TASK -> Pull each line holding "label" out of the entries below.

Extracts from a graphics dataset ->
....................
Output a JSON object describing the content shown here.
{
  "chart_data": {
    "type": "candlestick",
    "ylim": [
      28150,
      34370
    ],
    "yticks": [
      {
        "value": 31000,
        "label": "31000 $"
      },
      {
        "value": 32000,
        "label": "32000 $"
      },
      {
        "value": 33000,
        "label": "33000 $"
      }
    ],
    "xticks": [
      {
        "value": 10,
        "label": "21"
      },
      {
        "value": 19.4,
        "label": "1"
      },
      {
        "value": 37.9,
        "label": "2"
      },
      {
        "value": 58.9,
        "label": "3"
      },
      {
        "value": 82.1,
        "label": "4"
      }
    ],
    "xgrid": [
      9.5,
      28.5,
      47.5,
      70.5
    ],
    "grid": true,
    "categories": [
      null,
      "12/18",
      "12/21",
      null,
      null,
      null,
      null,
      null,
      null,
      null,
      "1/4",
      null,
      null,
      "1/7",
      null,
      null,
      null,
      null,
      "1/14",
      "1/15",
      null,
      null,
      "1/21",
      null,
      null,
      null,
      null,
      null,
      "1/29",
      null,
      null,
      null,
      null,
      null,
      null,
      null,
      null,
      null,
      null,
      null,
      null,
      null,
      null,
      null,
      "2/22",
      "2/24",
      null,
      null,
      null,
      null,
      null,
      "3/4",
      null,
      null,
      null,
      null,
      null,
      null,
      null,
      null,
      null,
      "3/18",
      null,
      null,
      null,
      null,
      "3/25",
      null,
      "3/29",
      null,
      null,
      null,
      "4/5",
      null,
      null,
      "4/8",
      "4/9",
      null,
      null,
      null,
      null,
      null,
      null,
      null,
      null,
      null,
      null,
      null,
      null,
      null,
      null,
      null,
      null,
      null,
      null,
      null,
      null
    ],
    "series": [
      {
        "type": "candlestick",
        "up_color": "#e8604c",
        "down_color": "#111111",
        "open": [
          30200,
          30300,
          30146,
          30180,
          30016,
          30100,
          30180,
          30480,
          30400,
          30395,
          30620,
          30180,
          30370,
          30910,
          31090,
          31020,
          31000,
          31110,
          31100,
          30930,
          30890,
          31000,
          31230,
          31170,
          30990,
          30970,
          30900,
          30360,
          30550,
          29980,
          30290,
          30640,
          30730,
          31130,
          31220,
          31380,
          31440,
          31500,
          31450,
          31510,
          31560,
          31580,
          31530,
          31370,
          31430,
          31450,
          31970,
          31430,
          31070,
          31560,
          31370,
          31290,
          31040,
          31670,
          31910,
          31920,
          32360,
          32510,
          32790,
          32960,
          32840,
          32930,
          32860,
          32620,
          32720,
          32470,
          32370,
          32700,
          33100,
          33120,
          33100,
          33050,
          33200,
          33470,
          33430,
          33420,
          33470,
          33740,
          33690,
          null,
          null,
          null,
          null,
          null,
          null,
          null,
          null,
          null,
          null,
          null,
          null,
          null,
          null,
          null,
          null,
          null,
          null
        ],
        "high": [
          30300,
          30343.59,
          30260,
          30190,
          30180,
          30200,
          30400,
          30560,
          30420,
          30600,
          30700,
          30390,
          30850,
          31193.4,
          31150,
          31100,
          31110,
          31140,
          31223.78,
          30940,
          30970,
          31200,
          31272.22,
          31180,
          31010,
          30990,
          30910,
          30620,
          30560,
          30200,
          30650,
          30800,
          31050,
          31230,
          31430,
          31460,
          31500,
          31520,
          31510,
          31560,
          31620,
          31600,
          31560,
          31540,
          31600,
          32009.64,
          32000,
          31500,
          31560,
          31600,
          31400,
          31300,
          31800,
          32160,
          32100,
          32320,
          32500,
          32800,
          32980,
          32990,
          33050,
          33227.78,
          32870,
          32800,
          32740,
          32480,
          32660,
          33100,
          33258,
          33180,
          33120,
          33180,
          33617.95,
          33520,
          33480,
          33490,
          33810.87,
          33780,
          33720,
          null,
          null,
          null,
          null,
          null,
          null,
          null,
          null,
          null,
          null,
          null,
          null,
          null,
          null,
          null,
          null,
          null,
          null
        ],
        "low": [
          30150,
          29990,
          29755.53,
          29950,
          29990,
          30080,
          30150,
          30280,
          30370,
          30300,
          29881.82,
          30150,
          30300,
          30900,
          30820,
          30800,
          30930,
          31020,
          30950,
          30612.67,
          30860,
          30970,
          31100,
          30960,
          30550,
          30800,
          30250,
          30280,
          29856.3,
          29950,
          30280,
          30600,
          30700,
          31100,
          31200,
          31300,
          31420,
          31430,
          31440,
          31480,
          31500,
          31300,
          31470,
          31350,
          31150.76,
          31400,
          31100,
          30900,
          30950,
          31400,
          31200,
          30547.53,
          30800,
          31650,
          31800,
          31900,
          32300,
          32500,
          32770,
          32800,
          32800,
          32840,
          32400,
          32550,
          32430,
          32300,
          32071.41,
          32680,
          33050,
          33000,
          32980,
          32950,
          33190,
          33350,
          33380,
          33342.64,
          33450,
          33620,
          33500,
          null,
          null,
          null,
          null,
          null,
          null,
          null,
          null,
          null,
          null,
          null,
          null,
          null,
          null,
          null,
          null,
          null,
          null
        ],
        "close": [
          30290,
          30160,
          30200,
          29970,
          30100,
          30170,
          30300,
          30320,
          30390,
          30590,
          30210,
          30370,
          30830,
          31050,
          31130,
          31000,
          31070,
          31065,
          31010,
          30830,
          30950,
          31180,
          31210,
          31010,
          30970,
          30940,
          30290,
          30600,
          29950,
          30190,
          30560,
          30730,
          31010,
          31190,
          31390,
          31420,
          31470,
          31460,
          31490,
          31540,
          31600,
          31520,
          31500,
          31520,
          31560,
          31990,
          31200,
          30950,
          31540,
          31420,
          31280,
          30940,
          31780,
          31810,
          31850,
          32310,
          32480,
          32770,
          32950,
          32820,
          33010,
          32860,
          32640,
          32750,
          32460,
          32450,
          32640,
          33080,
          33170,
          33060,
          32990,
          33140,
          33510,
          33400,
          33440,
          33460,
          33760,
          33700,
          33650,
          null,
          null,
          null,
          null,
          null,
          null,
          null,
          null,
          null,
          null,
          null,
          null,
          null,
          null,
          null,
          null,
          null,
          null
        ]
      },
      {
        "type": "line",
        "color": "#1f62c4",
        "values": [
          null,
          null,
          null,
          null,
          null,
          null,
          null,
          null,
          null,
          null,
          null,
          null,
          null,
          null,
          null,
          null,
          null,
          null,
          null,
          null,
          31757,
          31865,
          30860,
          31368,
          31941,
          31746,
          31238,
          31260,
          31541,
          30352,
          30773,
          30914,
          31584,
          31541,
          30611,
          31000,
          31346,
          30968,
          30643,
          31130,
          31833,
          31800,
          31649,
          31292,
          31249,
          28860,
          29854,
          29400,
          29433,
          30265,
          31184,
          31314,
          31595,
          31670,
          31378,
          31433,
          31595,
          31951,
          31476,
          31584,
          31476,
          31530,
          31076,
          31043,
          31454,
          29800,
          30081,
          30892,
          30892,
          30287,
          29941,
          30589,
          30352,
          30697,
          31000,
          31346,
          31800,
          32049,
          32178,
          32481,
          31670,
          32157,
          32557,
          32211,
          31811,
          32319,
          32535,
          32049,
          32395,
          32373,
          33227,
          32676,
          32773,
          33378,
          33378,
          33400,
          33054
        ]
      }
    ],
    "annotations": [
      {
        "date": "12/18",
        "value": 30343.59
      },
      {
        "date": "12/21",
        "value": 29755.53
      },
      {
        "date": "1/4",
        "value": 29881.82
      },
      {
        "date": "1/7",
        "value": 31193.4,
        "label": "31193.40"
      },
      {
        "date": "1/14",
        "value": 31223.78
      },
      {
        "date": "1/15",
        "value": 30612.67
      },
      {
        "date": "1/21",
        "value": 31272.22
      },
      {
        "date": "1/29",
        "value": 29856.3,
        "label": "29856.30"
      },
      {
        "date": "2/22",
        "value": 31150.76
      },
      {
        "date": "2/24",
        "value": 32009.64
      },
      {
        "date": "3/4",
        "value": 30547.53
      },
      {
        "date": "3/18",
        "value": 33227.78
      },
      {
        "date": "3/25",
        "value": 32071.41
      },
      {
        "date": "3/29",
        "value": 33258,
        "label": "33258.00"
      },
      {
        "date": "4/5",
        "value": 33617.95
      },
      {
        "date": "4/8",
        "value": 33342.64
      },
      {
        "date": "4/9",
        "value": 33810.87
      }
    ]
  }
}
....................
TASK ANSWER ->
        "label": "31000 $"
        "label": "32000 $"
        "label": "33000 $"
        "label": "21"
        "label": "1"
        "label": "2"
        "label": "3"
        "label": "4"
        "label": "31193.40"
        "label": "29856.30"
        "label": "33258.00"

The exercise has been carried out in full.